SET EXERCISE: Gather each line in the entries that includes the string "организация".

[Raw records]
--- BEGIN ---
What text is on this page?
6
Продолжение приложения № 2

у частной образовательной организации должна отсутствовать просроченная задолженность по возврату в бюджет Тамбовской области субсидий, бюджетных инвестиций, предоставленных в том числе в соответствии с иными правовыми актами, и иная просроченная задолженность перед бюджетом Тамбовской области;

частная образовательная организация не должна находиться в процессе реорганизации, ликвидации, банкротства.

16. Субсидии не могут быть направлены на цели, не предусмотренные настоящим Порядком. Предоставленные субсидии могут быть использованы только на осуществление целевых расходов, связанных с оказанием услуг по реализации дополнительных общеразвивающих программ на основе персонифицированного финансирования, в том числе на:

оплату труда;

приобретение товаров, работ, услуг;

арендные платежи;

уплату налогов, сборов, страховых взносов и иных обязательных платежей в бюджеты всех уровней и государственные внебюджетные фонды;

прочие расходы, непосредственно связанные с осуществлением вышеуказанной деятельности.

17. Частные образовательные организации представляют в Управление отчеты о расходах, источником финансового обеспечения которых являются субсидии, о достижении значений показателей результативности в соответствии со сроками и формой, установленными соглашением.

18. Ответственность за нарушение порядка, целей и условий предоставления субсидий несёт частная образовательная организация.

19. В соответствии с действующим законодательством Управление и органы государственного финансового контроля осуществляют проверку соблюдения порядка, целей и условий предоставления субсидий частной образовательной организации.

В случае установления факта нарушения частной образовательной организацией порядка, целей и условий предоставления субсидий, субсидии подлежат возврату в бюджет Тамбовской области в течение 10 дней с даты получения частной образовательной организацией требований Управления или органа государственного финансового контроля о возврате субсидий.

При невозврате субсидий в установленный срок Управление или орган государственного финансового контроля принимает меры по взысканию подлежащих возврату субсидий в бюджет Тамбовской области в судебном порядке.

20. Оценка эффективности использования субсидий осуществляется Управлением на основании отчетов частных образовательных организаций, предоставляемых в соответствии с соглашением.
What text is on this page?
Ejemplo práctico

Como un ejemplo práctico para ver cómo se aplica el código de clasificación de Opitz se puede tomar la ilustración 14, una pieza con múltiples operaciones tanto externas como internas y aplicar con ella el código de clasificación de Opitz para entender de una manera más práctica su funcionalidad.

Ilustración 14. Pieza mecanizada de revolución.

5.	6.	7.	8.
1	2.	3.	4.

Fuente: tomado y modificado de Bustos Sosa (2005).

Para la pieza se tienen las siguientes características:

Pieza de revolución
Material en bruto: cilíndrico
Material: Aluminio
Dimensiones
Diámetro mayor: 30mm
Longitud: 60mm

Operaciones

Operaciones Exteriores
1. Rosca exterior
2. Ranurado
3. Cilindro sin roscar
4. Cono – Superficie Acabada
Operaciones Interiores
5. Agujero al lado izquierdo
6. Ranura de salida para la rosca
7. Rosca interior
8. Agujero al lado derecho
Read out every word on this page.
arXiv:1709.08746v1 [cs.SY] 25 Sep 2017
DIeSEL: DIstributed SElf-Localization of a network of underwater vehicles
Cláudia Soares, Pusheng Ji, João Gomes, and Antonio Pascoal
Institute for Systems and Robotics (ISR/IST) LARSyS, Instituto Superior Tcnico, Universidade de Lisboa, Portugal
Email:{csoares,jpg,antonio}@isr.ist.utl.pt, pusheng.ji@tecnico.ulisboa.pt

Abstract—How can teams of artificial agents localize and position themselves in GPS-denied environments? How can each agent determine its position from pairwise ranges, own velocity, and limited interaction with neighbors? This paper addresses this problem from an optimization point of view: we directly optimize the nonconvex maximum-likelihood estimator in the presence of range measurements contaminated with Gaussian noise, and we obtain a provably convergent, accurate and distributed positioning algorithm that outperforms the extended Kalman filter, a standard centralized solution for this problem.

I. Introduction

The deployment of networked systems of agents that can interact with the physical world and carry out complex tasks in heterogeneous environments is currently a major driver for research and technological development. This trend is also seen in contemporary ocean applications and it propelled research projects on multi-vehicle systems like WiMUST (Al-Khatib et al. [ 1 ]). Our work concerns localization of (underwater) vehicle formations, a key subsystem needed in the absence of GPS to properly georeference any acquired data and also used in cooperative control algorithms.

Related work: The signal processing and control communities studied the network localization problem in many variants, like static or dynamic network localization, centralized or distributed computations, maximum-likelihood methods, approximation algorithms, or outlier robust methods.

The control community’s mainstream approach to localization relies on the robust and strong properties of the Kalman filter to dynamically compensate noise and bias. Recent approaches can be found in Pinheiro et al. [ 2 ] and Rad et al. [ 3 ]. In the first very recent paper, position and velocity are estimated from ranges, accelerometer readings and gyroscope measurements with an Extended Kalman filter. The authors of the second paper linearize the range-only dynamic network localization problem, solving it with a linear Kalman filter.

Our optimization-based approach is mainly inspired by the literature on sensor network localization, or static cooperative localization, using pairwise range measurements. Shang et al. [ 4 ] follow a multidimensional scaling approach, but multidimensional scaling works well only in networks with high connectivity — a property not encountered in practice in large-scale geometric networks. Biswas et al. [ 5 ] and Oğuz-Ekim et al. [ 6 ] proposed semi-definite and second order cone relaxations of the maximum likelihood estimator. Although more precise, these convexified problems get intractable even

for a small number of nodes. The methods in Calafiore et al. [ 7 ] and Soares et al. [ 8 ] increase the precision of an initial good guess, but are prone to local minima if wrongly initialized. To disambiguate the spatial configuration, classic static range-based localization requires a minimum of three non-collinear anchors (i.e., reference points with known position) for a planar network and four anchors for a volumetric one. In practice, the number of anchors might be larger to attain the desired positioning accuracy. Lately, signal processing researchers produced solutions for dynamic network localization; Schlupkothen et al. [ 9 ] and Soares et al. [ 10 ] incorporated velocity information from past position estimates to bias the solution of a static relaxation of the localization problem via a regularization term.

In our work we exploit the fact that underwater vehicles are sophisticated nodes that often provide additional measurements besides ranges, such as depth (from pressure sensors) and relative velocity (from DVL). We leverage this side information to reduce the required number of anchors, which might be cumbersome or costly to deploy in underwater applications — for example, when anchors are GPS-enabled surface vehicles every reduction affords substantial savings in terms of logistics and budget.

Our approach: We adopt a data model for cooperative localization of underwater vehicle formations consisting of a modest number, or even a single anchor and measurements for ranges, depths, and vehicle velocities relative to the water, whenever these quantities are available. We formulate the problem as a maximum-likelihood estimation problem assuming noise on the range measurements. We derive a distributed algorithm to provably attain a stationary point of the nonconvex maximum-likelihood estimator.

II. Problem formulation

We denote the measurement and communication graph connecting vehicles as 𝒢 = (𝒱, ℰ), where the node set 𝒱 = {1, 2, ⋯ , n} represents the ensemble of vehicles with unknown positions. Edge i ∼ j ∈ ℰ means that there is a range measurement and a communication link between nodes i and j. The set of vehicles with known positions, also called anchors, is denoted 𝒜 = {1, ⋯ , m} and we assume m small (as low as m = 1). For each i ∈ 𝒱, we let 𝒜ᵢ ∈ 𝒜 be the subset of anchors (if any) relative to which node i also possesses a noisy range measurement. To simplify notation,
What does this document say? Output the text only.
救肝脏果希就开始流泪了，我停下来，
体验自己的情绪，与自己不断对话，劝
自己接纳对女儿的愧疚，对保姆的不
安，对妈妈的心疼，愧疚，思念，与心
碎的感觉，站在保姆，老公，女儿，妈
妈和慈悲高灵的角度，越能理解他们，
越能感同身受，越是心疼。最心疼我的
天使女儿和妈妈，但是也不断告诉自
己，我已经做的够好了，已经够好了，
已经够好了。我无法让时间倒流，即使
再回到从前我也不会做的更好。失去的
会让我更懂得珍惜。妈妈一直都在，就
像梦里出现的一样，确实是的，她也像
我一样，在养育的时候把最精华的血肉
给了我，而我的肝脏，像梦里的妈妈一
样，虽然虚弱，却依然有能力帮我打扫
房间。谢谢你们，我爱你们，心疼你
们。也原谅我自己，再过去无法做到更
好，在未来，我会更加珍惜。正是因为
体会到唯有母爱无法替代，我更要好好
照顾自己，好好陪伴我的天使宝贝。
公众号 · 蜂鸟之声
--- END ---
TASK ANSWER:
частная образовательная организация не должна находиться в процессе реорганизации, ликвидации, банкротства.
18. Ответственность за нарушение порядка, целей и условий предоставления субсидий несёт частная образовательная организация.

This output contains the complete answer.